======== INFORMATION SUPPLIED ========

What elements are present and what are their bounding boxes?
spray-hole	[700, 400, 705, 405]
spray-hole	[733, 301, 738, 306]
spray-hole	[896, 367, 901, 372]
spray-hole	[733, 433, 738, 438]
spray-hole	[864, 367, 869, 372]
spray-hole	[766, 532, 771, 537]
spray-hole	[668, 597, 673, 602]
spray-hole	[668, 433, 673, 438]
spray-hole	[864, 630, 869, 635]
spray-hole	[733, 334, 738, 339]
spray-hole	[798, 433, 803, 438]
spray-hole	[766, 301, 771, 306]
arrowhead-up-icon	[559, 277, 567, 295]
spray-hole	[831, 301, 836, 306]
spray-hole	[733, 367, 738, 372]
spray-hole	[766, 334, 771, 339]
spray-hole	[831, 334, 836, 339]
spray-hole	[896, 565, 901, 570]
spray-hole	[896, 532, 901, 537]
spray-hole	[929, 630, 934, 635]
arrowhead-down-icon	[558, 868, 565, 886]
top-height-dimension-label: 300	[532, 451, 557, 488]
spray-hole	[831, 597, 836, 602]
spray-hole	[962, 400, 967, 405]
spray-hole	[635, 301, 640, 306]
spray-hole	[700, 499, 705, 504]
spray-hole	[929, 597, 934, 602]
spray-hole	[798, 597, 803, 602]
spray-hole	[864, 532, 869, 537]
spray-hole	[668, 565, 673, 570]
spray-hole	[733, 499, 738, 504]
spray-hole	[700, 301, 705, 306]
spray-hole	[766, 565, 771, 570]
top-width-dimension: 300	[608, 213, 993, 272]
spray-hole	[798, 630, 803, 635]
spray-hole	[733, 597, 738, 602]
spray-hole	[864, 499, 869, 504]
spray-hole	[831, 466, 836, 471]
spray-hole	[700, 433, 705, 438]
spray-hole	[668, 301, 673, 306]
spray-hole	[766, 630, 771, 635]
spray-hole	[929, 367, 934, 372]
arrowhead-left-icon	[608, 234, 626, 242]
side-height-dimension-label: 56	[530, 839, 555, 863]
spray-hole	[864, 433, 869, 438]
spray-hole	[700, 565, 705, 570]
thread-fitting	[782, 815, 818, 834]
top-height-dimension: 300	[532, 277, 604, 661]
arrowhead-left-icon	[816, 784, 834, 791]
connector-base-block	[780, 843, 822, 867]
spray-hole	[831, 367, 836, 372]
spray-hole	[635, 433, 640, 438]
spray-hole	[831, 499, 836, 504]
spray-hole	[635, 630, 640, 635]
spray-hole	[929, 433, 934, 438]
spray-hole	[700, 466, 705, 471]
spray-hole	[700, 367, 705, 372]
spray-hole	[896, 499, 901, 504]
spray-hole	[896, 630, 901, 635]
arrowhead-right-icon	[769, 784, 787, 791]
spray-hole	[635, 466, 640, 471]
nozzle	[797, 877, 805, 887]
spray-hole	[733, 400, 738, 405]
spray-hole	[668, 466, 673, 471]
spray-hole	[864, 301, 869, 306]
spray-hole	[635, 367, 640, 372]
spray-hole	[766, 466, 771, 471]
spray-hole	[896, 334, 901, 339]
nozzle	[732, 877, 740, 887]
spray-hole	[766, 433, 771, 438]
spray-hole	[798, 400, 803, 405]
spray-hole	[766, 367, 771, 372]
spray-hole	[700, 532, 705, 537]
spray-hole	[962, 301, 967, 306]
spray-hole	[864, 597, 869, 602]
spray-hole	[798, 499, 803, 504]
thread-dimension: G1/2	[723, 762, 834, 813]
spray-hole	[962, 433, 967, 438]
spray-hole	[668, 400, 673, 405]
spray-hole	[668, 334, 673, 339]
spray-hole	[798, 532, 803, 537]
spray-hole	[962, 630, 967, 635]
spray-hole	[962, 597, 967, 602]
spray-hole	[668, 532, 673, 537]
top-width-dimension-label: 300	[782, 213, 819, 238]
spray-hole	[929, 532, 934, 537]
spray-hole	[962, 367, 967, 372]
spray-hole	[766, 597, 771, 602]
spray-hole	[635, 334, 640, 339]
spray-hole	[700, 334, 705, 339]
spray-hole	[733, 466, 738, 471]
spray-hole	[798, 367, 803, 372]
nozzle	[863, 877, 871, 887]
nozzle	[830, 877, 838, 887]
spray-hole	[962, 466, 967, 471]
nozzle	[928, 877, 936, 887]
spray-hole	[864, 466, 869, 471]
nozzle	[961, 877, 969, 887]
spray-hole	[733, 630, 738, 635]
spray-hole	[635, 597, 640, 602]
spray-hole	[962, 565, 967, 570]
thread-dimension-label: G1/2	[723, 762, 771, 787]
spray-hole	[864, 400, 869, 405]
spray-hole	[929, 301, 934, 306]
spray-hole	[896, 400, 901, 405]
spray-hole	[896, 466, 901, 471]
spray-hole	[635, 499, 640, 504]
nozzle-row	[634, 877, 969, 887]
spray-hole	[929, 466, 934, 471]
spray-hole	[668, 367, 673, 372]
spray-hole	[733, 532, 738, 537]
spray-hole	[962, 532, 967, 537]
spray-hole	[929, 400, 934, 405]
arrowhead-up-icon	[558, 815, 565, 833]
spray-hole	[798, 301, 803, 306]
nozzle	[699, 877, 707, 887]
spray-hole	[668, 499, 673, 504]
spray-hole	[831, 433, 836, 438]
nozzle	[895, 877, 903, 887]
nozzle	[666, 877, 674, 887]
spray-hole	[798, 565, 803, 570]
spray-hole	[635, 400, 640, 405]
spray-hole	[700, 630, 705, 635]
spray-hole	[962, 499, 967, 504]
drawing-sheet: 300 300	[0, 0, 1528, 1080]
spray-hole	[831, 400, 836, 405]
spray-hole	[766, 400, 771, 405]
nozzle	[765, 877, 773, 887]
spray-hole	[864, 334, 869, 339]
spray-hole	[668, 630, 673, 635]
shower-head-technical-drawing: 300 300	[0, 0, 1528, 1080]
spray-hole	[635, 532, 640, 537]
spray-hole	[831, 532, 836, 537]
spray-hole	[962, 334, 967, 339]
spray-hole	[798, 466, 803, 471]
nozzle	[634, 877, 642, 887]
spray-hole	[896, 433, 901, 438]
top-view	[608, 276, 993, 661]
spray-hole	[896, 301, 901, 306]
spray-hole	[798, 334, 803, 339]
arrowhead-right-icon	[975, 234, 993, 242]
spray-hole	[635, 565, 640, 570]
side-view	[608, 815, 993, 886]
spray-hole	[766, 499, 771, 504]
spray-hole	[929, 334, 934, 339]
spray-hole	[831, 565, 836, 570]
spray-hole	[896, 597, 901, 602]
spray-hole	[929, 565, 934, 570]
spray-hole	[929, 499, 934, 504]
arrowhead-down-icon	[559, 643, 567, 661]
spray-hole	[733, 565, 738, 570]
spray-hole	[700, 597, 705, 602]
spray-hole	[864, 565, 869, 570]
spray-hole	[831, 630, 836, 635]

========

* _DIRECTIONS FOR THIS TASK_
Set down all of the material above again, line for line and character for character, with nothing changed, added, or left out.

* _RESPONSE TO THIS TASK_
What elements are present and what are their bounding boxes?
spray-hole	[700, 400, 705, 405]
spray-hole	[733, 301, 738, 306]
spray-hole	[896, 367, 901, 372]
spray-hole	[733, 433, 738, 438]
spray-hole	[864, 367, 869, 372]
spray-hole	[766, 532, 771, 537]
spray-hole	[668, 597, 673, 602]
spray-hole	[668, 433, 673, 438]
spray-hole	[864, 630, 869, 635]
spray-hole	[733, 334, 738, 339]
spray-hole	[798, 433, 803, 438]
spray-hole	[766, 301, 771, 306]
arrowhead-up-icon	[559, 277, 567, 295]
spray-hole	[831, 301, 836, 306]
spray-hole	[733, 367, 738, 372]
spray-hole	[766, 334, 771, 339]
spray-hole	[831, 334, 836, 339]
spray-hole	[896, 565, 901, 570]
spray-hole	[896, 532, 901, 537]
spray-hole	[929, 630, 934, 635]
arrowhead-down-icon	[558, 868, 565, 886]
top-height-dimension-label: 300	[532, 451, 557, 488]
spray-hole	[831, 597, 836, 602]
spray-hole	[962, 400, 967, 405]
spray-hole	[635, 301, 640, 306]
spray-hole	[700, 499, 705, 504]
spray-hole	[929, 597, 934, 602]
spray-hole	[798, 597, 803, 602]
spray-hole	[864, 532, 869, 537]
spray-hole	[668, 565, 673, 570]
spray-hole	[733, 499, 738, 504]
spray-hole	[700, 301, 705, 306]
spray-hole	[766, 565, 771, 570]
top-width-dimension: 300	[608, 213, 993, 272]
spray-hole	[798, 630, 803, 635]
spray-hole	[733, 597, 738, 602]
spray-hole	[864, 499, 869, 504]
spray-hole	[831, 466, 836, 471]
spray-hole	[700, 433, 705, 438]
spray-hole	[668, 301, 673, 306]
spray-hole	[766, 630, 771, 635]
spray-hole	[929, 367, 934, 372]
arrowhead-left-icon	[608, 234, 626, 242]
side-height-dimension-label: 56	[530, 839, 555, 863]
spray-hole	[864, 433, 869, 438]
spray-hole	[700, 565, 705, 570]
thread-fitting	[782, 815, 818, 834]
top-height-dimension: 300	[532, 277, 604, 661]
arrowhead-left-icon	[816, 784, 834, 791]
connector-base-block	[780, 843, 822, 867]
spray-hole	[831, 367, 836, 372]
spray-hole	[635, 433, 640, 438]
spray-hole	[831, 499, 836, 504]
spray-hole	[635, 630, 640, 635]
spray-hole	[929, 433, 934, 438]
spray-hole	[700, 466, 705, 471]
spray-hole	[700, 367, 705, 372]
spray-hole	[896, 499, 901, 504]
spray-hole	[896, 630, 901, 635]
arrowhead-right-icon	[769, 784, 787, 791]
spray-hole	[635, 466, 640, 471]
nozzle	[797, 877, 805, 887]
spray-hole	[733, 400, 738, 405]
spray-hole	[668, 466, 673, 471]
spray-hole	[864, 301, 869, 306]
spray-hole	[635, 367, 640, 372]
spray-hole	[766, 466, 771, 471]
spray-hole	[896, 334, 901, 339]
nozzle	[732, 877, 740, 887]
spray-hole	[766, 433, 771, 438]
spray-hole	[798, 400, 803, 405]
spray-hole	[766, 367, 771, 372]
spray-hole	[700, 532, 705, 537]
spray-hole	[962, 301, 967, 306]
spray-hole	[864, 597, 869, 602]
spray-hole	[798, 499, 803, 504]
thread-dimension: G1/2	[723, 762, 834, 813]
spray-hole	[962, 433, 967, 438]
spray-hole	[668, 400, 673, 405]
spray-hole	[668, 334, 673, 339]
spray-hole	[798, 532, 803, 537]
spray-hole	[962, 630, 967, 635]
spray-hole	[962, 597, 967, 602]
spray-hole	[668, 532, 673, 537]
top-width-dimension-label: 300	[782, 213, 819, 238]
spray-hole	[929, 532, 934, 537]
spray-hole	[962, 367, 967, 372]
spray-hole	[766, 597, 771, 602]
spray-hole	[635, 334, 640, 339]
spray-hole	[700, 334, 705, 339]
spray-hole	[733, 466, 738, 471]
spray-hole	[798, 367, 803, 372]
nozzle	[863, 877, 871, 887]
nozzle	[830, 877, 838, 887]
spray-hole	[962, 466, 967, 471]
nozzle	[928, 877, 936, 887]
spray-hole	[864, 466, 869, 471]
nozzle	[961, 877, 969, 887]
spray-hole	[733, 630, 738, 635]
spray-hole	[635, 597, 640, 602]
spray-hole	[962, 565, 967, 570]
thread-dimension-label: G1/2	[723, 762, 771, 787]
spray-hole	[864, 400, 869, 405]
spray-hole	[929, 301, 934, 306]
spray-hole	[896, 400, 901, 405]
spray-hole	[896, 466, 901, 471]
spray-hole	[635, 499, 640, 504]
nozzle-row	[634, 877, 969, 887]
spray-hole	[929, 466, 934, 471]
spray-hole	[668, 367, 673, 372]
spray-hole	[733, 532, 738, 537]
spray-hole	[962, 532, 967, 537]
spray-hole	[929, 400, 934, 405]
arrowhead-up-icon	[558, 815, 565, 833]
spray-hole	[798, 301, 803, 306]
nozzle	[699, 877, 707, 887]
spray-hole	[668, 499, 673, 504]
spray-hole	[831, 433, 836, 438]
nozzle	[895, 877, 903, 887]
nozzle	[666, 877, 674, 887]
spray-hole	[798, 565, 803, 570]
spray-hole	[635, 400, 640, 405]
spray-hole	[700, 630, 705, 635]
spray-hole	[962, 499, 967, 504]
drawing-sheet: 300 300	[0, 0, 1528, 1080]
spray-hole	[831, 400, 836, 405]
spray-hole	[766, 400, 771, 405]
nozzle	[765, 877, 773, 887]
spray-hole	[864, 334, 869, 339]
spray-hole	[668, 630, 673, 635]
shower-head-technical-drawing: 300 300	[0, 0, 1528, 1080]
spray-hole	[635, 532, 640, 537]
spray-hole	[831, 532, 836, 537]
spray-hole	[962, 334, 967, 339]
spray-hole	[798, 466, 803, 471]
nozzle	[634, 877, 642, 887]
spray-hole	[896, 433, 901, 438]
top-view	[608, 276, 993, 661]
spray-hole	[896, 301, 901, 306]
spray-hole	[798, 334, 803, 339]
arrowhead-right-icon	[975, 234, 993, 242]
spray-hole	[635, 565, 640, 570]
side-view	[608, 815, 993, 886]
spray-hole	[766, 499, 771, 504]
spray-hole	[929, 334, 934, 339]
spray-hole	[831, 565, 836, 570]
spray-hole	[896, 597, 901, 602]
spray-hole	[929, 565, 934, 570]
spray-hole	[929, 499, 934, 504]
arrowhead-down-icon	[559, 643, 567, 661]
spray-hole	[733, 565, 738, 570]
spray-hole	[700, 597, 705, 602]
spray-hole	[864, 565, 869, 570]
spray-hole	[831, 630, 836, 635]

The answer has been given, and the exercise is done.